● **What you need to do**:
List all lines of the data that include the string "пояс".

● **Data records**:

++++++++

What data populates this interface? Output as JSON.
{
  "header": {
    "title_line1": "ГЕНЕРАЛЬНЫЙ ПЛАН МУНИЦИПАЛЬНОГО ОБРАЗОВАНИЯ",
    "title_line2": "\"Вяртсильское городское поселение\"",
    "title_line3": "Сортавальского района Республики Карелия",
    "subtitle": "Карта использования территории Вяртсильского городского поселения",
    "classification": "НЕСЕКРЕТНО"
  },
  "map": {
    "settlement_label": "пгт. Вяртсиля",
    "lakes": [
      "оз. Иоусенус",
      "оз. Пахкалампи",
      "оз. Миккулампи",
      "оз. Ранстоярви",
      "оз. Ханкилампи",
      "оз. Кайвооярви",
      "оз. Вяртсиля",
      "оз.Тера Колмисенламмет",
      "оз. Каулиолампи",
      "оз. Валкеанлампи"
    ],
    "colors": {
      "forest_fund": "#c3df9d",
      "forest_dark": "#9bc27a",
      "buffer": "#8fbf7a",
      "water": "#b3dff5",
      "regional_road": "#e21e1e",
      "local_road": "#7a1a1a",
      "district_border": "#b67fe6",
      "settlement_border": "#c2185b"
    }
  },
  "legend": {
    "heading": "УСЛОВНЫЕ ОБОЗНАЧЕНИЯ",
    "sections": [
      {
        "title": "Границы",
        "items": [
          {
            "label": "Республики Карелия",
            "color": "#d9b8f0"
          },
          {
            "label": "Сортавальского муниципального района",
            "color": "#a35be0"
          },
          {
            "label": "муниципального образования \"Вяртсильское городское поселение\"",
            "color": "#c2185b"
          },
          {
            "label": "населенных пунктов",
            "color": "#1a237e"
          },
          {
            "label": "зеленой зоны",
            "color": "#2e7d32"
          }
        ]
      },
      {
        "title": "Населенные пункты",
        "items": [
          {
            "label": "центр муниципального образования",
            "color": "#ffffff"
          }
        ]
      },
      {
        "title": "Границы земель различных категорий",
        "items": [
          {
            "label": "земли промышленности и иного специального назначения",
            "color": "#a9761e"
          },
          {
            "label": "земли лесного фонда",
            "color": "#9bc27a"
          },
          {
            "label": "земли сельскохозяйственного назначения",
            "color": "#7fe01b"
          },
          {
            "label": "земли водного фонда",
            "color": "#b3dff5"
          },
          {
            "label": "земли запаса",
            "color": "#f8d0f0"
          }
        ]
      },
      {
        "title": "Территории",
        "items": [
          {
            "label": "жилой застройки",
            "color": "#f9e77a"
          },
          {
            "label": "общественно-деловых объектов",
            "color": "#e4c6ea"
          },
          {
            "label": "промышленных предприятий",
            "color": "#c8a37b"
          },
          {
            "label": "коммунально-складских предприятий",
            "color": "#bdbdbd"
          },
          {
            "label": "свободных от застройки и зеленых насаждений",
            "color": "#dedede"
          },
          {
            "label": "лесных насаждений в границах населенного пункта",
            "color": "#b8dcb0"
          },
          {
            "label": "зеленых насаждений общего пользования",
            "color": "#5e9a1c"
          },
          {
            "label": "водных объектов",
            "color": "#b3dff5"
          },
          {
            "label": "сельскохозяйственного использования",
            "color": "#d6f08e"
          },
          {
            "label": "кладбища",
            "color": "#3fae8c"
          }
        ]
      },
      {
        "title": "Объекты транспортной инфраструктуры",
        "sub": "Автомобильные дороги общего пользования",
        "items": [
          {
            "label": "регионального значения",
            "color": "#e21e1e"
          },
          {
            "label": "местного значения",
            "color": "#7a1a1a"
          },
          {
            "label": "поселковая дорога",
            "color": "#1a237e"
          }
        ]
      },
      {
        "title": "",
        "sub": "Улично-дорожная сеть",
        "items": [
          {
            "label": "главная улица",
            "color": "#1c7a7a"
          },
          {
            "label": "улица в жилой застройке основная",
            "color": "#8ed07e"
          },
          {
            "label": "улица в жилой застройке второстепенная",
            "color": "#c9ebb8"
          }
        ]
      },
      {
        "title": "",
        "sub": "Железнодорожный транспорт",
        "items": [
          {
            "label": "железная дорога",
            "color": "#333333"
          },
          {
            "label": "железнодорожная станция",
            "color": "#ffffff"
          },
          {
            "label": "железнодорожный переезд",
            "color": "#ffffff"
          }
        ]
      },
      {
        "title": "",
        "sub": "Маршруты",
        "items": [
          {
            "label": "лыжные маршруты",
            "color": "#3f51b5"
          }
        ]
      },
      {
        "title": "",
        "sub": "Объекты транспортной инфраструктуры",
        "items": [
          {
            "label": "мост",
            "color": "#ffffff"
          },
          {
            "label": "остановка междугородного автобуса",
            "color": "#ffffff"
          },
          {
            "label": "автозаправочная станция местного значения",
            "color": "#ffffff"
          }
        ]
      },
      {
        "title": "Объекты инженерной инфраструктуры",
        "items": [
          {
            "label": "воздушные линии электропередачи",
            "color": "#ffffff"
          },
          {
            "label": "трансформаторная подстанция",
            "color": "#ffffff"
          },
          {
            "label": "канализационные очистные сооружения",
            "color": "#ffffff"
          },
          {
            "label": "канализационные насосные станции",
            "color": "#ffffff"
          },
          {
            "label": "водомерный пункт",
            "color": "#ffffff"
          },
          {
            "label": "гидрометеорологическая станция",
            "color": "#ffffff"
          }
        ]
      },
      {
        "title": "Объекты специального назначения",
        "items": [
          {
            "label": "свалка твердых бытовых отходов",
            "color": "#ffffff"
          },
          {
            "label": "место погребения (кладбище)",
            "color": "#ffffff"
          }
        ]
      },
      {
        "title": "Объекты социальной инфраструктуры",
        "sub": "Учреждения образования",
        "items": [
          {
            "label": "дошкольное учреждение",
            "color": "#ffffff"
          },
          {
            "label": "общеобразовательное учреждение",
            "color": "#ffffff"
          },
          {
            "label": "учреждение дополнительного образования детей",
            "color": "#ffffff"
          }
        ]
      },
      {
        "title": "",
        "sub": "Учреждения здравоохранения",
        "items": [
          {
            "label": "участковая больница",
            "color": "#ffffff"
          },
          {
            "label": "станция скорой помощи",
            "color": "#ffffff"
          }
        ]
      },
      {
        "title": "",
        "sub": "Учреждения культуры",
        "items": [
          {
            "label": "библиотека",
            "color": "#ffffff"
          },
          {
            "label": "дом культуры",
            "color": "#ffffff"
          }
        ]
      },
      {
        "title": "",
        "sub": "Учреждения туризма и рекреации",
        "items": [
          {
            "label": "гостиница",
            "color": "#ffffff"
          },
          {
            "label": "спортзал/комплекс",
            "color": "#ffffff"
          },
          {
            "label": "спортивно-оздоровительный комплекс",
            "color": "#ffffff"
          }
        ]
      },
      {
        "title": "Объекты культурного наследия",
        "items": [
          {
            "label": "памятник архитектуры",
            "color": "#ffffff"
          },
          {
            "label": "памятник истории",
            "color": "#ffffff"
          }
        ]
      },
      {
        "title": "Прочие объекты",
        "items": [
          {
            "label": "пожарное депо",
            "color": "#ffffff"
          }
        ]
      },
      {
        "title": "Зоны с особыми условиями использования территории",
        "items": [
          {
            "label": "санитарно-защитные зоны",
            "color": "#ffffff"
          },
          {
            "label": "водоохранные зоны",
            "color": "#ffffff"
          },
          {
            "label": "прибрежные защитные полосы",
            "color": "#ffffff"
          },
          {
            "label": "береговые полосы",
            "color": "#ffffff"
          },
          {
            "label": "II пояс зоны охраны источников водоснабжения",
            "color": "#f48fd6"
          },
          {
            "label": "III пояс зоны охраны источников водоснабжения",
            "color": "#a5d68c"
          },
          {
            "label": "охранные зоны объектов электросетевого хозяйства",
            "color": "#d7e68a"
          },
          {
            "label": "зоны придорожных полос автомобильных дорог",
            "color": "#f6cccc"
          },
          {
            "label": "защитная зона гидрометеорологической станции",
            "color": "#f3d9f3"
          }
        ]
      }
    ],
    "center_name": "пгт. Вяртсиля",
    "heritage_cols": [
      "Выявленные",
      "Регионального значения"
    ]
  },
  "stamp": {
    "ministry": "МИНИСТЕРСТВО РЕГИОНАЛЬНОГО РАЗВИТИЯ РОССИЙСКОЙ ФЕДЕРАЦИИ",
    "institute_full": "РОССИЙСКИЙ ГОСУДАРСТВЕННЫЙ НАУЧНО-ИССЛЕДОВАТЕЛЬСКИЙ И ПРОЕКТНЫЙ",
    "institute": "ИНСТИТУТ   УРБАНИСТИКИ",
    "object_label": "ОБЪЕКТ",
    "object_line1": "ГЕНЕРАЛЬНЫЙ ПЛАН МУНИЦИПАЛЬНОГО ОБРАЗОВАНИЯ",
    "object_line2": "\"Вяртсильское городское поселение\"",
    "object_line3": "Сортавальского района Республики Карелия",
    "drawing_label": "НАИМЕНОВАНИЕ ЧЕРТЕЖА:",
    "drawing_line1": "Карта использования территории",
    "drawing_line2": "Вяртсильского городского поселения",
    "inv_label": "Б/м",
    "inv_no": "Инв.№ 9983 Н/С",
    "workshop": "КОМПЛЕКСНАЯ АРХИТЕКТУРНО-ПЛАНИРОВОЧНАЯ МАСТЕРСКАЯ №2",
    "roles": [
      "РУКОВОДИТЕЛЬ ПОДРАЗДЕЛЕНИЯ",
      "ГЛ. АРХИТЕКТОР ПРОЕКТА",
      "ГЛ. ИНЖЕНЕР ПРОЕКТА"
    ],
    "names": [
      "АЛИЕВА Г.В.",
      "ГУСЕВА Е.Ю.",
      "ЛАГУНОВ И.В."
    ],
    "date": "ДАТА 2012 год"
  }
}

++++++++

● **Solution to this problem**:
            "label": "II пояс зоны охраны источников водоснабжения",
            "label": "III пояс зоны охраны источников водоснабжения",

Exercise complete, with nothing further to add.